# Exercise requirements
Print out every record exactly as it appears.

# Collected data
= = = =

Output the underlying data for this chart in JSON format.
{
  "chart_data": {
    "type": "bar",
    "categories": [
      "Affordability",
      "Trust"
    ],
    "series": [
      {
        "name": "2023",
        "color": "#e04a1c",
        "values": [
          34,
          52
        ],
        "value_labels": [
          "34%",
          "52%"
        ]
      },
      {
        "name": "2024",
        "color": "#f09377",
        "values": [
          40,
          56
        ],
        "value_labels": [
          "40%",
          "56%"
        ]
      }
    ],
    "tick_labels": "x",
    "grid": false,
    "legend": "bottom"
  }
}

= = = =

# Answer to this task
Output the underlying data for this chart in JSON format.
{
  "chart_data": {
    "type": "bar",
    "categories": [
      "Affordability",
      "Trust"
    ],
    "series": [
      {
        "name": "2023",
        "color": "#e04a1c",
        "values": [
          34,
          52
        ],
        "value_labels": [
          "34%",
          "52%"
        ]
      },
      {
        "name": "2024",
        "color": "#f09377",
        "values": [
          40,
          56
        ],
        "value_labels": [
          "40%",
          "56%"
        ]
      }
    ],
    "tick_labels": "x",
    "grid": false,
    "legend": "bottom"
  }
}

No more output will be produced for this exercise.